### Direction:
Your answer is a single number: how many lines hold the word "CRpcImpersonateClient"?
- - - - - - -
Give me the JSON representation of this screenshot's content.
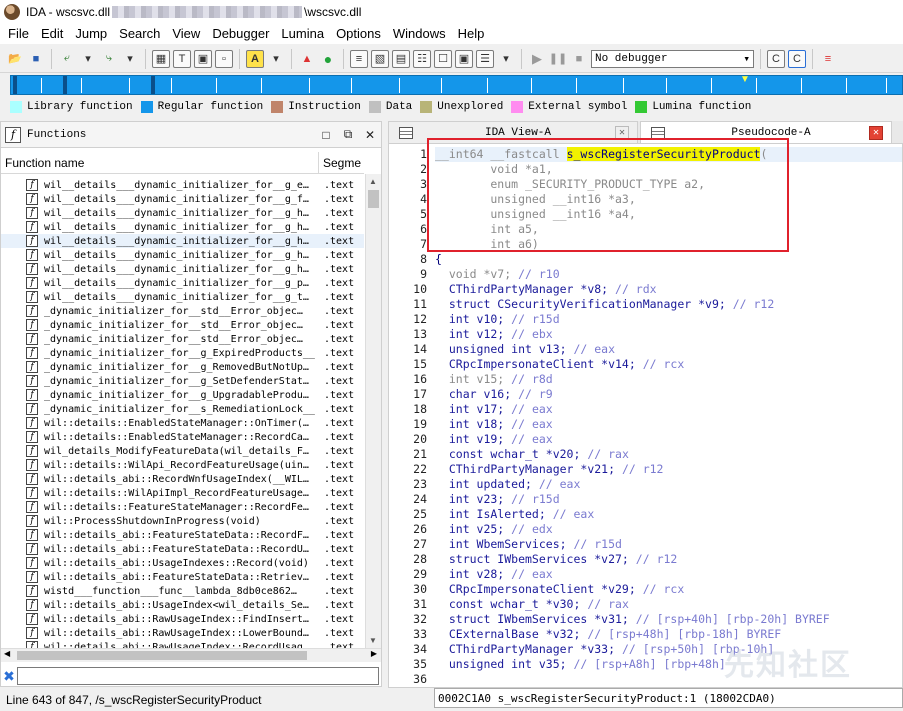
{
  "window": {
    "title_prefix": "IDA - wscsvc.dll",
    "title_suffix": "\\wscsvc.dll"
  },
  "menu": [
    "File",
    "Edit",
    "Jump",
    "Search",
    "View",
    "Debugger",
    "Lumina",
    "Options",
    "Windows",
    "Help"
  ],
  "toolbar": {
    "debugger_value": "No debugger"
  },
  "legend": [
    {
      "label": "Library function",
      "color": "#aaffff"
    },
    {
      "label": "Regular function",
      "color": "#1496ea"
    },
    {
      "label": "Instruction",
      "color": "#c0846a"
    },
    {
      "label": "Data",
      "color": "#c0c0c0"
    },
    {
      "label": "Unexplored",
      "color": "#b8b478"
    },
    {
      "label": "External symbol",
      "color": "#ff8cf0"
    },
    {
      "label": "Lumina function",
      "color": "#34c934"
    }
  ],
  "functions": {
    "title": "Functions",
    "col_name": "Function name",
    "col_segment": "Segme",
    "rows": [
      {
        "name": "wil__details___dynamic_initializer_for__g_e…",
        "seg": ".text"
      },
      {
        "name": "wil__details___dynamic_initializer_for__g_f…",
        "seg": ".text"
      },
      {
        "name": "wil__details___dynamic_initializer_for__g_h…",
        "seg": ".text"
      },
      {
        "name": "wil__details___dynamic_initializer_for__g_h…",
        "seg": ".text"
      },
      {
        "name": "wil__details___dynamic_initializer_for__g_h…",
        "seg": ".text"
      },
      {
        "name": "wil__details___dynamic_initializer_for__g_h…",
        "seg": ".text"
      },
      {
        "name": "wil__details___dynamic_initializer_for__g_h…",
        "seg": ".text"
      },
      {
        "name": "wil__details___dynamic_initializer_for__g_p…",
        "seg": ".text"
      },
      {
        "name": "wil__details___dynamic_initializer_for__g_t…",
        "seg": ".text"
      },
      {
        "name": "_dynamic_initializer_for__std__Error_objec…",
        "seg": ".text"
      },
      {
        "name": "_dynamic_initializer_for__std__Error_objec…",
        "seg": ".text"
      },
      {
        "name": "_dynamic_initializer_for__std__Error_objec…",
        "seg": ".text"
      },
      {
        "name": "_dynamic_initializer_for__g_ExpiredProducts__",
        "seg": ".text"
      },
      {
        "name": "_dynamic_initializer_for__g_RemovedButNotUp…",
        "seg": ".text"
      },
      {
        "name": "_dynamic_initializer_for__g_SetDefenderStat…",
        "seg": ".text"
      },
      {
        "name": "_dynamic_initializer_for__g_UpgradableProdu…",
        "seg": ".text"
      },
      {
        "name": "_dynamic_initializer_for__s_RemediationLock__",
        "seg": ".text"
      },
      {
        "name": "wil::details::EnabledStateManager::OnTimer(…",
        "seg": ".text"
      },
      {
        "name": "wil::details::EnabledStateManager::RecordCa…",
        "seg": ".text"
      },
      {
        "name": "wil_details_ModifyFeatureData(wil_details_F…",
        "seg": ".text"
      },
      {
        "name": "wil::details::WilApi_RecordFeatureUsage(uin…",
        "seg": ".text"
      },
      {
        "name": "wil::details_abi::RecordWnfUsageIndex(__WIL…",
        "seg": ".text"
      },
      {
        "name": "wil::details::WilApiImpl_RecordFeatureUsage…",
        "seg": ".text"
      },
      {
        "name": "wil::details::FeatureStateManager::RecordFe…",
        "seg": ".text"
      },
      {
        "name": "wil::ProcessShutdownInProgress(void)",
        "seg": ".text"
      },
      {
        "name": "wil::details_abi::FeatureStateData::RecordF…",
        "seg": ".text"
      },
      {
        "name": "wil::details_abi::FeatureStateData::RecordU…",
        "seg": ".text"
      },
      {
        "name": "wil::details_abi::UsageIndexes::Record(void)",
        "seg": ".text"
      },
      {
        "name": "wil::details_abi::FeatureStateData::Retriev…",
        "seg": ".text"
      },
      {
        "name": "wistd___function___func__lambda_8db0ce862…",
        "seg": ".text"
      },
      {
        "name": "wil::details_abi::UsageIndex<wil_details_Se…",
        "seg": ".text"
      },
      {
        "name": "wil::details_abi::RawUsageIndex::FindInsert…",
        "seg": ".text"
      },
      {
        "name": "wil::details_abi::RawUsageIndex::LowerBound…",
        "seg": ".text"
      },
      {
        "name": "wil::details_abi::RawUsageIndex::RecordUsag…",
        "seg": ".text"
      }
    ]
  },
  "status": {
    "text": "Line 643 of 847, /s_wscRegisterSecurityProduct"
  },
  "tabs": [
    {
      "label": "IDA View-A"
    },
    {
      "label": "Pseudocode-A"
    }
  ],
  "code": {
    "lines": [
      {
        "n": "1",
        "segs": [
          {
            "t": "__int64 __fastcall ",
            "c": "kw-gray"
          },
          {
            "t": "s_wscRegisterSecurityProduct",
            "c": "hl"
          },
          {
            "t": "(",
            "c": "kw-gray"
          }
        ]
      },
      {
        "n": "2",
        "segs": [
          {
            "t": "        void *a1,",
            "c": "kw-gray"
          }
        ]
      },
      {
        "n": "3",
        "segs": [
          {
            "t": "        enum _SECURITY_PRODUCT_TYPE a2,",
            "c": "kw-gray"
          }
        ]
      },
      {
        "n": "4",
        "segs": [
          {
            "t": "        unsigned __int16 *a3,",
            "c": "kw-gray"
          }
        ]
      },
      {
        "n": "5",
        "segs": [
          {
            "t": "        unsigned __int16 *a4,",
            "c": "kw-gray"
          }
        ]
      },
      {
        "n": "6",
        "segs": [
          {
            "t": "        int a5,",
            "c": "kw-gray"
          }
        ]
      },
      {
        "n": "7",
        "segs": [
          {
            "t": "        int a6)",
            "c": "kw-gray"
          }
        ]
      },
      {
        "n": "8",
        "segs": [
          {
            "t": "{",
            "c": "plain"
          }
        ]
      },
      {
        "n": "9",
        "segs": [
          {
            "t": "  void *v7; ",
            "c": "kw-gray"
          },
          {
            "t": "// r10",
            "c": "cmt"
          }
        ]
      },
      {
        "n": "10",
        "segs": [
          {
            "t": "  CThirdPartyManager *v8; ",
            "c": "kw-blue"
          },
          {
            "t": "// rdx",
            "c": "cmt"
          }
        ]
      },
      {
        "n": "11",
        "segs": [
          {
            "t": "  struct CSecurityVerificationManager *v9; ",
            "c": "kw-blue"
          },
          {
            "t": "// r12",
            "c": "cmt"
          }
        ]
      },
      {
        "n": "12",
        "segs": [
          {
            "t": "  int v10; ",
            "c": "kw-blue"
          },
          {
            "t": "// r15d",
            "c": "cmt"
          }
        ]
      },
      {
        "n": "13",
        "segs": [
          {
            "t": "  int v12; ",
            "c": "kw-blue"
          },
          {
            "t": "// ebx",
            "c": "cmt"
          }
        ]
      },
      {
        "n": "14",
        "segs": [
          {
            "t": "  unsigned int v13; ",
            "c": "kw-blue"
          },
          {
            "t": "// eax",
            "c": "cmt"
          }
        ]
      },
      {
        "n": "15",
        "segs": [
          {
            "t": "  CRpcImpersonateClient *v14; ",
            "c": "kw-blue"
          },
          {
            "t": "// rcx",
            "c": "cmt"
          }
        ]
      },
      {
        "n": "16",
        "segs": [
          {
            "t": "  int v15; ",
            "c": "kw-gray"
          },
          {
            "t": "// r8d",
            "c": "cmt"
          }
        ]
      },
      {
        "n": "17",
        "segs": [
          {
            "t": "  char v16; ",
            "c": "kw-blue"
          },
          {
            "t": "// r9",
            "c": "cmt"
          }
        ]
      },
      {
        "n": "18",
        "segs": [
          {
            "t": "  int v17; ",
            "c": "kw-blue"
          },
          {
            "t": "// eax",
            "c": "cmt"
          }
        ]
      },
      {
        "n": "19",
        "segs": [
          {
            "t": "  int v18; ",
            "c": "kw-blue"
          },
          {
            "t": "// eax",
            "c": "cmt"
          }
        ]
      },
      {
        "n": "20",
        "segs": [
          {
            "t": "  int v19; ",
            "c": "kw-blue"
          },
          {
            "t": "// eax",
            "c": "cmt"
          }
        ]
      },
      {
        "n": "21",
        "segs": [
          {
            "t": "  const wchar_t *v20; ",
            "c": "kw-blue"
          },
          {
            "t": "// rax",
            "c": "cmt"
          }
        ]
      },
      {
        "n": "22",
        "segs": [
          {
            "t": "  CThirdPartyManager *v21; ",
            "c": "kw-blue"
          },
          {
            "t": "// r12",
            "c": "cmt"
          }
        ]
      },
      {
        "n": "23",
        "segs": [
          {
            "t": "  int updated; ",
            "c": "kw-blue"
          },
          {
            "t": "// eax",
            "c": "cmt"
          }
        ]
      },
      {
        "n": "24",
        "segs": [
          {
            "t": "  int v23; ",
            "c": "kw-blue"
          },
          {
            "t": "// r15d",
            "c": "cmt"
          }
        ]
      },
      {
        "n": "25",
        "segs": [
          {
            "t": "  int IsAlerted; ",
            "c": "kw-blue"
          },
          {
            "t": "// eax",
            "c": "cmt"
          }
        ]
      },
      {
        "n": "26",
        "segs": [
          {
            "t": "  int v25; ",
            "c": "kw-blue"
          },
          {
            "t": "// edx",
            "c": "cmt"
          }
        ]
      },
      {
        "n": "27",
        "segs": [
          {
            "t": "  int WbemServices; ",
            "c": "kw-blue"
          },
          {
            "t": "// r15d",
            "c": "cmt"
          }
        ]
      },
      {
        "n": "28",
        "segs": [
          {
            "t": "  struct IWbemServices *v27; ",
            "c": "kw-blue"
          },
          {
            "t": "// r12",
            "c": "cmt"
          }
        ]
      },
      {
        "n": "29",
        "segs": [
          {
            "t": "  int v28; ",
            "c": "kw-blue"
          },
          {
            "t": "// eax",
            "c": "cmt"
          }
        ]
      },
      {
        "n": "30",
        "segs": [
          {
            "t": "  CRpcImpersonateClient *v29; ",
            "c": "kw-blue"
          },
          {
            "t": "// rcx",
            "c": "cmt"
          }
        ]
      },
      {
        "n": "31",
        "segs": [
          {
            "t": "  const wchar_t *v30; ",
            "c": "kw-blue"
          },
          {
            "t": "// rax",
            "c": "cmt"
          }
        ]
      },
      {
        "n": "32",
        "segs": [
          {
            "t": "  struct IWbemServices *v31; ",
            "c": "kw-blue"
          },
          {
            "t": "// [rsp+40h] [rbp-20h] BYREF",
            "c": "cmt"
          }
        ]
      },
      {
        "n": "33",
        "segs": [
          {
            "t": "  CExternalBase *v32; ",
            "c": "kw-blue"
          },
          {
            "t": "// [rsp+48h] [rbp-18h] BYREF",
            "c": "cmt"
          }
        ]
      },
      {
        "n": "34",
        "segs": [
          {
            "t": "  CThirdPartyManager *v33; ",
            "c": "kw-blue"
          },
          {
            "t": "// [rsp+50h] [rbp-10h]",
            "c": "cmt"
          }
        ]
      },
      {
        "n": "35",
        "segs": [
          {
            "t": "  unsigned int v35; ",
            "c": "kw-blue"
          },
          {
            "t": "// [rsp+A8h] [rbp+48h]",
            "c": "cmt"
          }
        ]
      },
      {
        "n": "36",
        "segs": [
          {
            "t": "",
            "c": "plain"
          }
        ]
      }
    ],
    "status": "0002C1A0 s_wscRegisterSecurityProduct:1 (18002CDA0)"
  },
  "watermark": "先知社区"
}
- - - - - - -
### Exercise result:
2